## Aim of the exercise
Locate every line that holds the string "Fraction" and copy it.

## Supplied records
+++

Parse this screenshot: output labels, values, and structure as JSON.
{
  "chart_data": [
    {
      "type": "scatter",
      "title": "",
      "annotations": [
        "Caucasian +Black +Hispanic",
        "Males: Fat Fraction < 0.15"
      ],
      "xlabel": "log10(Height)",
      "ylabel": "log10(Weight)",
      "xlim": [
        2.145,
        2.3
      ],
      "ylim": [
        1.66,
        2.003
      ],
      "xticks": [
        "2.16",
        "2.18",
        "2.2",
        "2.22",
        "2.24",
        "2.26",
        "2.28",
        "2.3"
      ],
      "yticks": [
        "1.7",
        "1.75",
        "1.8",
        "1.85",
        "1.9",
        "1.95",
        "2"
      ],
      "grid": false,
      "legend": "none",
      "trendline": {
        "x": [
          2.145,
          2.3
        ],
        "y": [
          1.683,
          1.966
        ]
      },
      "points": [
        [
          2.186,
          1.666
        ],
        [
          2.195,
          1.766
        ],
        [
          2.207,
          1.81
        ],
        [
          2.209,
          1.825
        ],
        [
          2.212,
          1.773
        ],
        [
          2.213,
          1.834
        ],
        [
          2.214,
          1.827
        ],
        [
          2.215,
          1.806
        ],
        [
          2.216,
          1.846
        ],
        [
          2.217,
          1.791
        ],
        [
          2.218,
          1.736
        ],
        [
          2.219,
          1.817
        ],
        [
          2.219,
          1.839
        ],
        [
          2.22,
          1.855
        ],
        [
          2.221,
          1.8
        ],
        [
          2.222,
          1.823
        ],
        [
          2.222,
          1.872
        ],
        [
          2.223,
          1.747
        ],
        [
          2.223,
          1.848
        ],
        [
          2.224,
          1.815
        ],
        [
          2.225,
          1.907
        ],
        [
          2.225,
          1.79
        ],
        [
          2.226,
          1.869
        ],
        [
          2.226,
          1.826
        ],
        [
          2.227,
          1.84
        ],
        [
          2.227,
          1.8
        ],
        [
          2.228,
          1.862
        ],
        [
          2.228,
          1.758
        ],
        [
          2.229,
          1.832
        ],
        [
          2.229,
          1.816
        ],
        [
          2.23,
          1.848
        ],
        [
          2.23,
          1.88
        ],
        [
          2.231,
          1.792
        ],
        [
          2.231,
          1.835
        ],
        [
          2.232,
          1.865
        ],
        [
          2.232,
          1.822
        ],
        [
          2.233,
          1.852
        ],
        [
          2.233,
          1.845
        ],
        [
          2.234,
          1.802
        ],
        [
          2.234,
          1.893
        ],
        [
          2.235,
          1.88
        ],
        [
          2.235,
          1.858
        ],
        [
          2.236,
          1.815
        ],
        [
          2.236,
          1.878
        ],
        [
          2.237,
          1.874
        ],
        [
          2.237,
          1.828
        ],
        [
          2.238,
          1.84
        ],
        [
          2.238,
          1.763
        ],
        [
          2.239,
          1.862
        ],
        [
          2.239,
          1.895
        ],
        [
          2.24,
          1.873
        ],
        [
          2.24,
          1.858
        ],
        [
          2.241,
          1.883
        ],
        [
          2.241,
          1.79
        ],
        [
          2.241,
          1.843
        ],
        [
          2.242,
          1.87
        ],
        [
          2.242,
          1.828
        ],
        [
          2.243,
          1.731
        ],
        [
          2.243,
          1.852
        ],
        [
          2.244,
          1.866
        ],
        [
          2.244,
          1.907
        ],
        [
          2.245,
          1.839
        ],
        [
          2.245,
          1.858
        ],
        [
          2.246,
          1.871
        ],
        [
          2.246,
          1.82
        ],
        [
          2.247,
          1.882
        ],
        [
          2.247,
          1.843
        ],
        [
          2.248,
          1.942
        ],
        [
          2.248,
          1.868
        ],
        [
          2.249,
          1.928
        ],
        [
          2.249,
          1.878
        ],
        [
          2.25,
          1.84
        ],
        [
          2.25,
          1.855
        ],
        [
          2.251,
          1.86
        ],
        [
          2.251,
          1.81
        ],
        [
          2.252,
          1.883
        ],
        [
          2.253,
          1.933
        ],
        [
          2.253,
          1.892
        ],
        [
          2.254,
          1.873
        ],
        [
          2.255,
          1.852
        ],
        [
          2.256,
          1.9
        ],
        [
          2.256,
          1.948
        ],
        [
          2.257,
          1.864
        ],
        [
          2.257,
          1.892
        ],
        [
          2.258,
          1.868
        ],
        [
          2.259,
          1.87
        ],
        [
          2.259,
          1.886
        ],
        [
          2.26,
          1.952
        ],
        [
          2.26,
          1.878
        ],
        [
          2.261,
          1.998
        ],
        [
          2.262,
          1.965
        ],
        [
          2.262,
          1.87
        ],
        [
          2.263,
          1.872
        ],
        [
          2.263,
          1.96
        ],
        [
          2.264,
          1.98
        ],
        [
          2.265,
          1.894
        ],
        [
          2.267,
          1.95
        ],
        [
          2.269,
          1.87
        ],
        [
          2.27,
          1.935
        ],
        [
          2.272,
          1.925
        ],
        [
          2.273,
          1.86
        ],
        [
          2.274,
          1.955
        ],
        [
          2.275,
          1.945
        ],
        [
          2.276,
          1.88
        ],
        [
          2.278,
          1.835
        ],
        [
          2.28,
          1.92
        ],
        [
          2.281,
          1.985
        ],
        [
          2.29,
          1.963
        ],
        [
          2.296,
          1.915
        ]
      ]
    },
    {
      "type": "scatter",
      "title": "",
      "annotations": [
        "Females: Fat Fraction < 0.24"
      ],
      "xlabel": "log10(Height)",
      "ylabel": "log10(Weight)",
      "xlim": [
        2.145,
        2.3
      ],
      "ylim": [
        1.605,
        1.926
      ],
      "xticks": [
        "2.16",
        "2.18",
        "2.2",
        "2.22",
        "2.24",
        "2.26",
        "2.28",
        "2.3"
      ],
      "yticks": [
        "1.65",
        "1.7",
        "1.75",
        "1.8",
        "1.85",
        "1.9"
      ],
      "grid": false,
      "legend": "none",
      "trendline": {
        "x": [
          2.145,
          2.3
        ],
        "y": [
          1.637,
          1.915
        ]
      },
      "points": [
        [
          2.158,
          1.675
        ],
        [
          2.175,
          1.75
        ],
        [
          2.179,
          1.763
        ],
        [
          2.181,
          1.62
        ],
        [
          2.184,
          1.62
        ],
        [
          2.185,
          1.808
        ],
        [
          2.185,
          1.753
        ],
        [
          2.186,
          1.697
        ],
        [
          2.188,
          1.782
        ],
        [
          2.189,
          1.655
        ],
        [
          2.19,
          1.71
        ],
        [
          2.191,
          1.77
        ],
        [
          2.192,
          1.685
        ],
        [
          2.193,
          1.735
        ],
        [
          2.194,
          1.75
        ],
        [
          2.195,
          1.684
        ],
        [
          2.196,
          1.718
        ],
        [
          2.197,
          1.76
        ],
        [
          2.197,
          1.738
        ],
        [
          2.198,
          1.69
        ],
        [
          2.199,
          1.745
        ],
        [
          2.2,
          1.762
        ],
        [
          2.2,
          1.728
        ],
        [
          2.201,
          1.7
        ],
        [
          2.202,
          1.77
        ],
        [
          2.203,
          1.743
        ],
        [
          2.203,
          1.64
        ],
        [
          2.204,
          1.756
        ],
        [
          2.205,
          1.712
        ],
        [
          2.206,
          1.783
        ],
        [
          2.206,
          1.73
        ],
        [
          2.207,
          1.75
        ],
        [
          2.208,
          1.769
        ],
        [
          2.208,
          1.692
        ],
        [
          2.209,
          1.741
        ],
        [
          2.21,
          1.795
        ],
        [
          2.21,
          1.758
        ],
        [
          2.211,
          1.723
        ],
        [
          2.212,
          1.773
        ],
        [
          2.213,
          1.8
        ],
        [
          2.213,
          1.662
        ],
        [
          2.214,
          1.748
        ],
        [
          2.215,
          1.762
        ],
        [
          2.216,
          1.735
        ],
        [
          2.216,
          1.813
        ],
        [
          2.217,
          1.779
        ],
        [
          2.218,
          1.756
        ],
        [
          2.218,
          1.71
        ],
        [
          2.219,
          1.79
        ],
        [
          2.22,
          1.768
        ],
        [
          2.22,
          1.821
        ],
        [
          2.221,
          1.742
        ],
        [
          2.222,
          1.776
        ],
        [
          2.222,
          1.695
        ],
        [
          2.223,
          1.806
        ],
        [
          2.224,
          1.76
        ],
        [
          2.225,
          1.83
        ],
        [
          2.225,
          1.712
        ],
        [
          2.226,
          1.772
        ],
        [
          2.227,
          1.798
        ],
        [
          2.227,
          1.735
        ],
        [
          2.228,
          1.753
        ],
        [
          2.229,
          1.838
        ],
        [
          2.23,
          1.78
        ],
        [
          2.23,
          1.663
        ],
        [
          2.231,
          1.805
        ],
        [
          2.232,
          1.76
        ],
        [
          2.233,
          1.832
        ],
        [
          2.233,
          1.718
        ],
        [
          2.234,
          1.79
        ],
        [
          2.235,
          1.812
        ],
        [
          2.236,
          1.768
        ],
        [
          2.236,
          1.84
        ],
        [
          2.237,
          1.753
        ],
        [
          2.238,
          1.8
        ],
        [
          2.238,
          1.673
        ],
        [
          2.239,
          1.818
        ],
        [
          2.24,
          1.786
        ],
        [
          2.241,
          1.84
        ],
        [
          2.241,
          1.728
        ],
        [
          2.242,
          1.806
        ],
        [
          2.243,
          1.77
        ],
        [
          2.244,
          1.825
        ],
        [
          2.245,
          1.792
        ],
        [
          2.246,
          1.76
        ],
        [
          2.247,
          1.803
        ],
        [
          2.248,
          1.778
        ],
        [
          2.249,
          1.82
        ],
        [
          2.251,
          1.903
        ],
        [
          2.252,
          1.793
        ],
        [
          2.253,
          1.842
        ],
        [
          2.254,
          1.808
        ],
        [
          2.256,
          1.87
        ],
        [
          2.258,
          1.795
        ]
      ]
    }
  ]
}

+++

## Response for this exercise
        "Males: Fat Fraction < 0.15"
        "Females: Fat Fraction < 0.24"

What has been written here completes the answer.